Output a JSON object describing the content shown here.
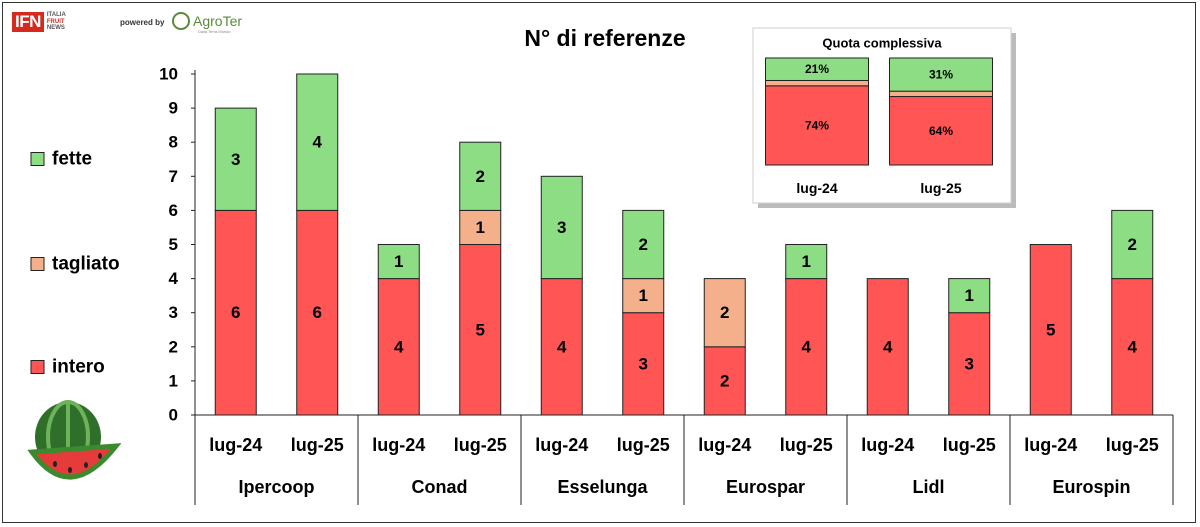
{
  "header": {
    "ifn_logo": "IFN",
    "ifn_sub": [
      "ITALIA",
      "FRUIT",
      "NEWS"
    ],
    "powered_by": "powered by",
    "agroter_logo": "AgroTer",
    "agroter_tagline": "Dalla Terra Mondo"
  },
  "colors": {
    "intero": "#ff5555",
    "tagliato": "#f4b08a",
    "fette": "#8ddd85"
  },
  "chart_data": [
    {
      "type": "bar",
      "stacked": true,
      "title": "N° di referenze",
      "xlabel": "",
      "ylabel": "",
      "ylim": [
        0,
        10
      ],
      "yticks": [
        0,
        1,
        2,
        3,
        4,
        5,
        6,
        7,
        8,
        9,
        10
      ],
      "grid": false,
      "legend_position": "left",
      "groups": [
        "Ipercoop",
        "Conad",
        "Esselunga",
        "Eurospar",
        "Lidl",
        "Eurospin"
      ],
      "categories": [
        "lug-24",
        "lug-25",
        "lug-24",
        "lug-25",
        "lug-24",
        "lug-25",
        "lug-24",
        "lug-25",
        "lug-24",
        "lug-25",
        "lug-24",
        "lug-25"
      ],
      "series": [
        {
          "name": "intero",
          "values": [
            6,
            6,
            4,
            5,
            4,
            3,
            2,
            4,
            4,
            3,
            5,
            4
          ]
        },
        {
          "name": "tagliato",
          "values": [
            0,
            0,
            0,
            1,
            0,
            1,
            2,
            0,
            0,
            0,
            0,
            0
          ]
        },
        {
          "name": "fette",
          "values": [
            3,
            4,
            1,
            2,
            3,
            2,
            0,
            1,
            0,
            1,
            0,
            2
          ]
        }
      ]
    },
    {
      "type": "bar",
      "stacked": true,
      "percent": true,
      "title": "Quota complessiva",
      "categories": [
        "lug-24",
        "lug-25"
      ],
      "series": [
        {
          "name": "intero",
          "values": [
            74,
            64
          ],
          "labels": [
            "74%",
            "64%"
          ]
        },
        {
          "name": "tagliato",
          "values": [
            5,
            5
          ],
          "labels": [
            "",
            ""
          ]
        },
        {
          "name": "fette",
          "values": [
            21,
            31
          ],
          "labels": [
            "21%",
            "31%"
          ]
        }
      ]
    }
  ]
}
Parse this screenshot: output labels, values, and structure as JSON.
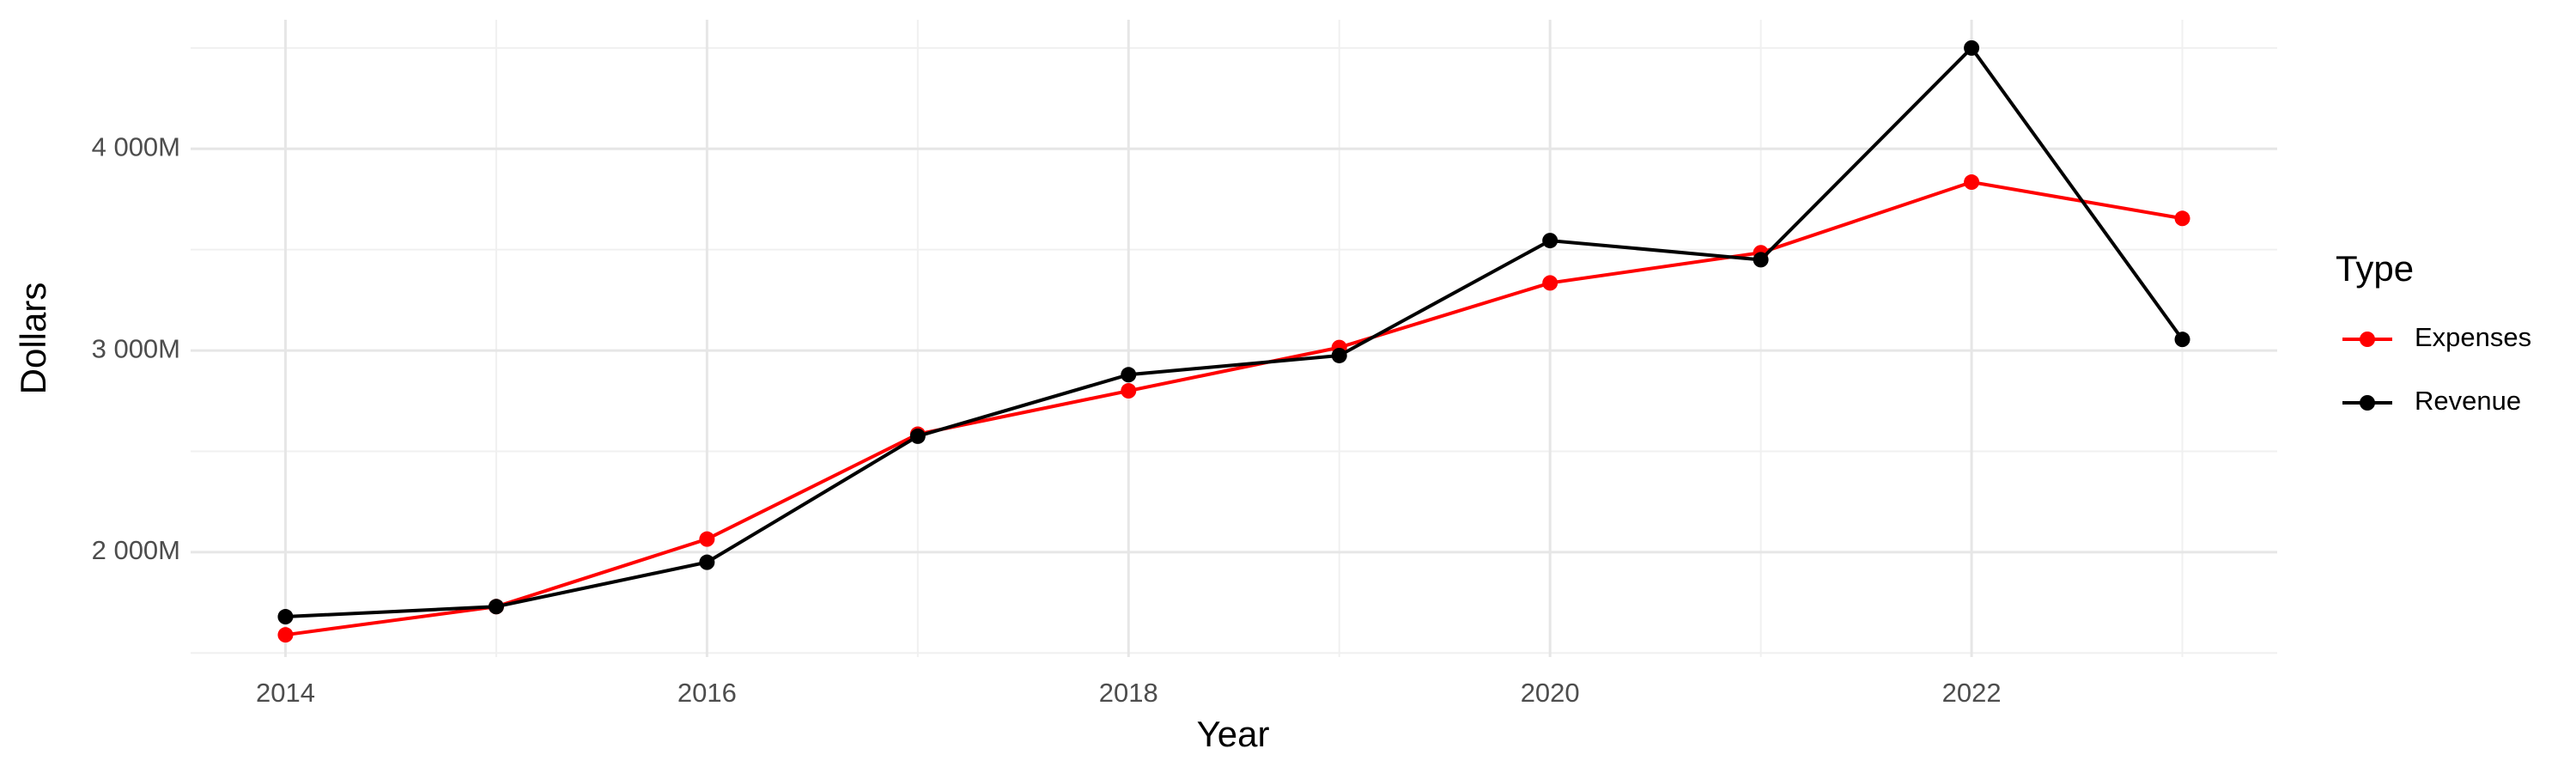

**THE EXERCISE:** Identify each line in the entries with the word "JSON" and copy it.

**WRITTEN REPLY:**
Output a JSON object describing the content shown here.
Parse this screenshot: output labels, values, and structure as JSON.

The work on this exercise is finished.